▸ **What you will do**:
Wherever the string "title" appears in a line, extract that line.

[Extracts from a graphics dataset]

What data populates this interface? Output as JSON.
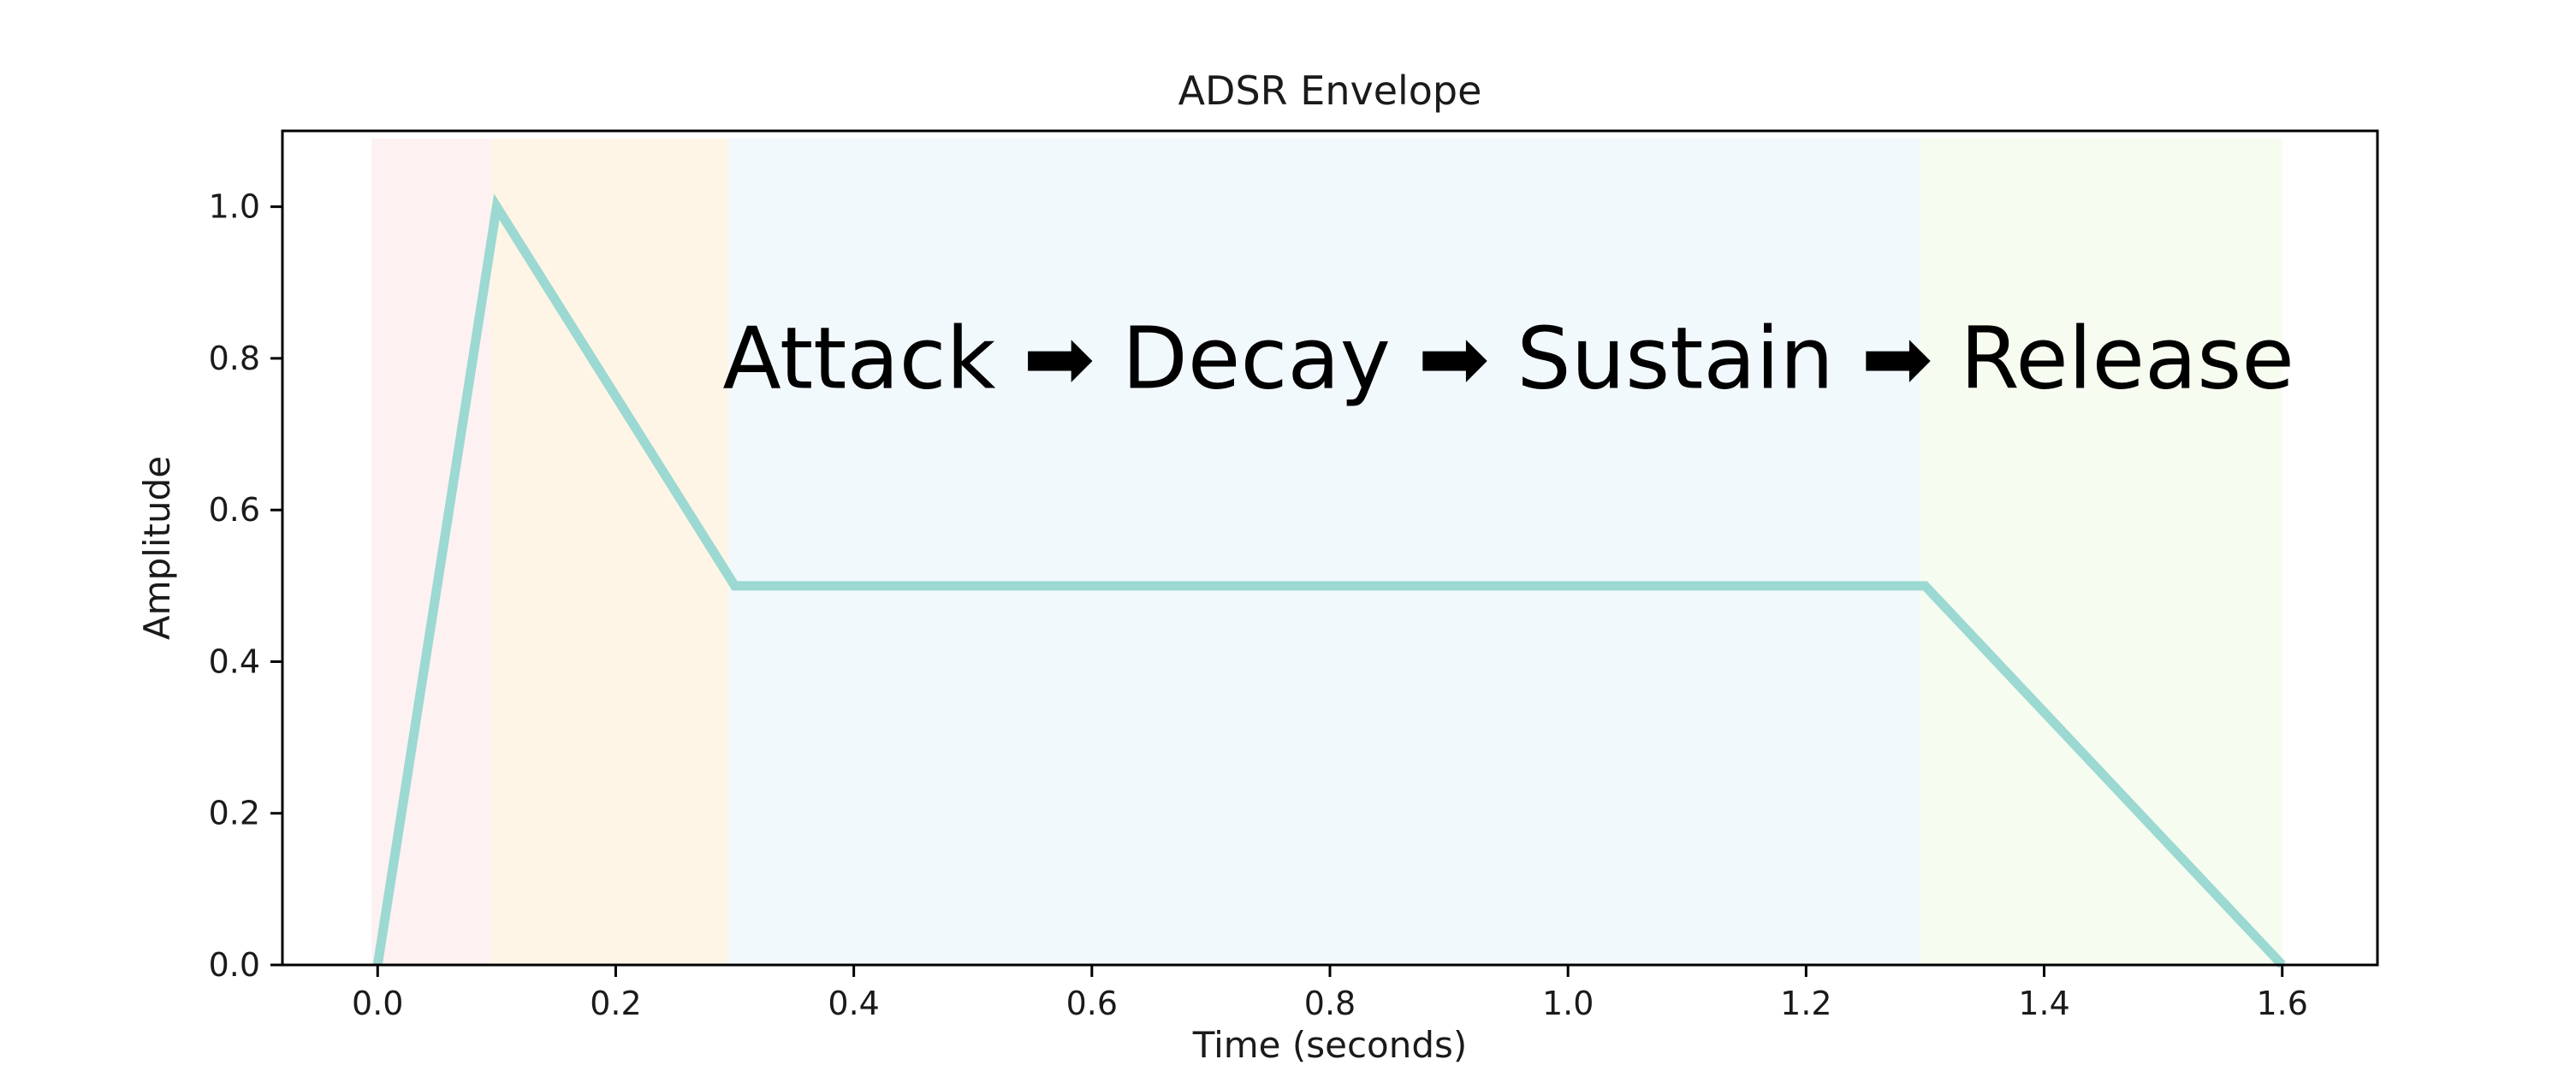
{
  "chart_data": {
    "type": "line",
    "title": "ADSR Envelope",
    "xlabel": "Time (seconds)",
    "ylabel": "Amplitude",
    "xlim": [
      -0.08,
      1.68
    ],
    "ylim": [
      0.0,
      1.1
    ],
    "xticks": [
      0.0,
      0.2,
      0.4,
      0.6,
      0.8,
      1.0,
      1.2,
      1.4,
      1.6
    ],
    "xtick_labels": [
      "0.0",
      "0.2",
      "0.4",
      "0.6",
      "0.8",
      "1.0",
      "1.2",
      "1.4",
      "1.6"
    ],
    "yticks": [
      0.0,
      0.2,
      0.4,
      0.6,
      0.8,
      1.0
    ],
    "ytick_labels": [
      "0.0",
      "0.2",
      "0.4",
      "0.6",
      "0.8",
      "1.0"
    ],
    "grid": false,
    "series": [
      {
        "color": "#9bd9d2",
        "x": [
          0.0,
          0.1,
          0.3,
          1.3,
          1.6
        ],
        "y": [
          0.0,
          1.0,
          0.5,
          0.5,
          0.0
        ]
      }
    ],
    "regions": [
      {
        "start": -0.005,
        "end": 0.095,
        "color": "#fdf1f1"
      },
      {
        "start": 0.095,
        "end": 0.295,
        "color": "#fff5e6"
      },
      {
        "start": 0.295,
        "end": 1.295,
        "color": "#f2f9fd"
      },
      {
        "start": 1.295,
        "end": 1.6,
        "color": "#f7fcf1"
      }
    ],
    "annotation": {
      "text": "Attack ➡ Decay ➡ Sustain ➡ Release",
      "x": 0.95,
      "y": 0.8
    }
  }
}
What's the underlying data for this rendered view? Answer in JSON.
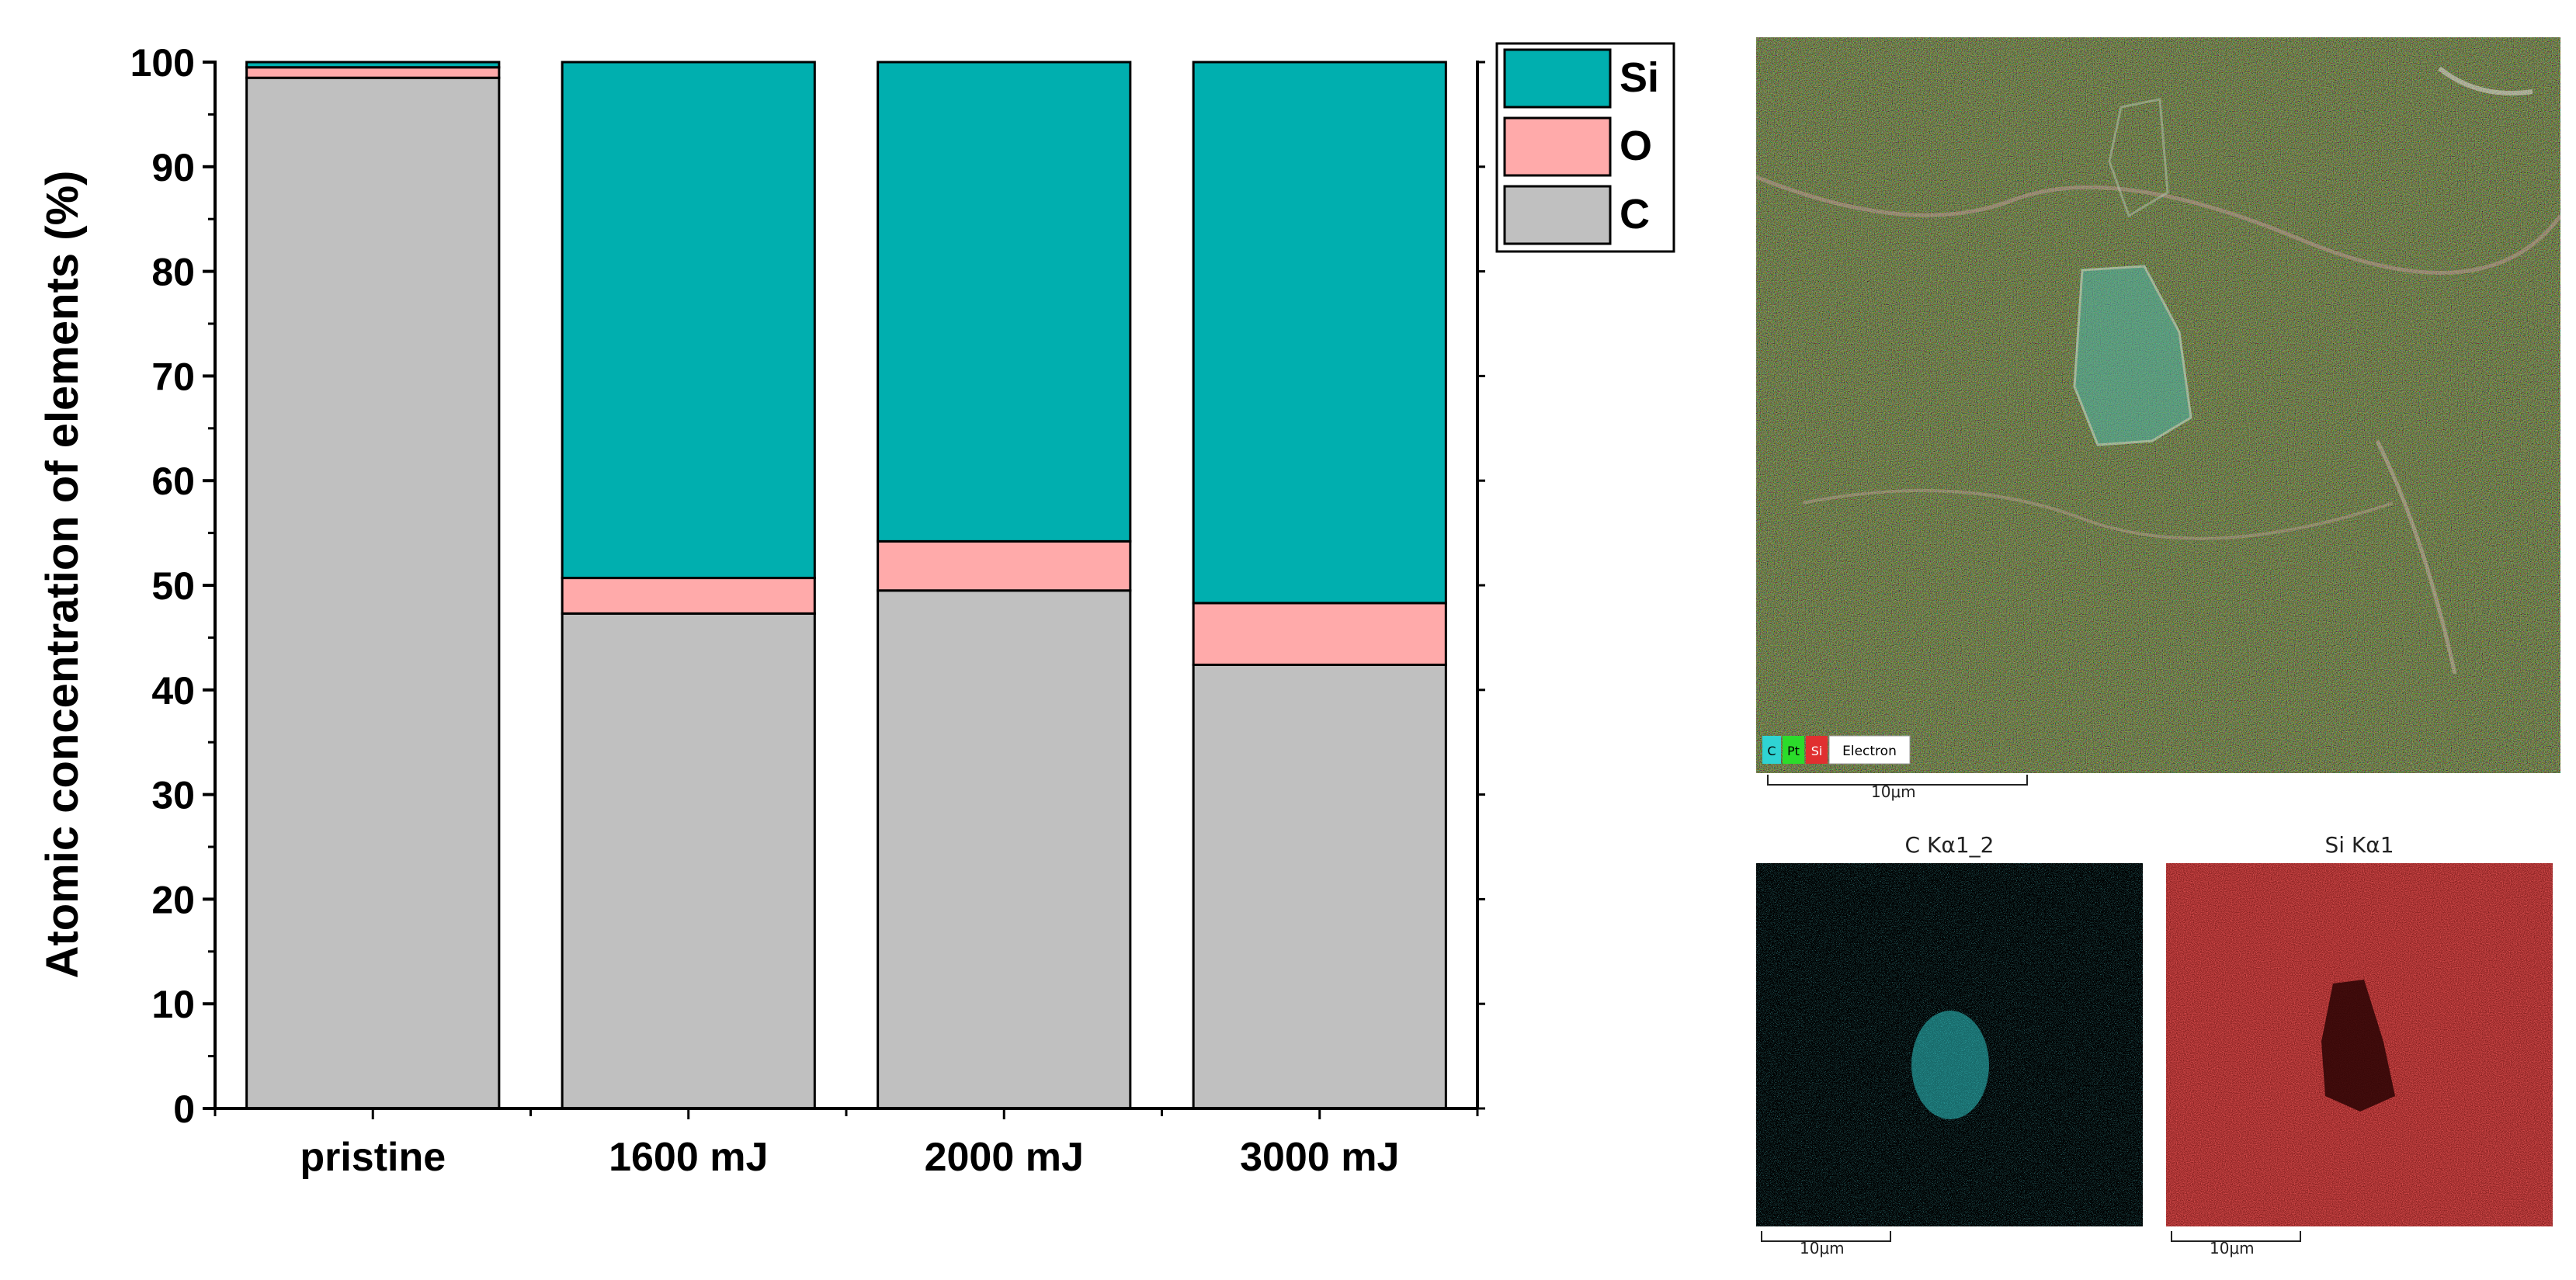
{
  "chart_data": {
    "type": "bar",
    "stacked": true,
    "categories": [
      "pristine",
      "1600 mJ",
      "2000 mJ",
      "3000 mJ"
    ],
    "series": [
      {
        "name": "C",
        "color": "#c0c0c0",
        "values": [
          98.5,
          47.3,
          49.5,
          42.4
        ]
      },
      {
        "name": "O",
        "color": "#ffaaaa",
        "values": [
          1.0,
          3.4,
          4.7,
          5.9
        ]
      },
      {
        "name": "Si",
        "color": "#00afaf",
        "values": [
          0.5,
          49.3,
          45.8,
          51.7
        ]
      }
    ],
    "ylabel": "Atomic concentration of elements (%)",
    "xlabel": "",
    "ylim": [
      0,
      100
    ],
    "yticks": [
      0,
      10,
      20,
      30,
      40,
      50,
      60,
      70,
      80,
      90,
      100
    ],
    "legend_order": [
      "Si",
      "O",
      "C"
    ],
    "legend_position": "top-right"
  },
  "eds": {
    "main_legend": [
      "C",
      "Pt",
      "Si",
      "Electron"
    ],
    "main_scale": "10μm",
    "maps": [
      {
        "title": "C Kα1_2",
        "scale": "10μm",
        "color": "#2fd3d3"
      },
      {
        "title": "Si Kα1",
        "scale": "10μm",
        "color": "#cc1a1a"
      }
    ]
  }
}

▸ **Solution**:
    "title": "ADSR Envelope",
        "title": "C Kα1_2",
        "title": "Si Kα1",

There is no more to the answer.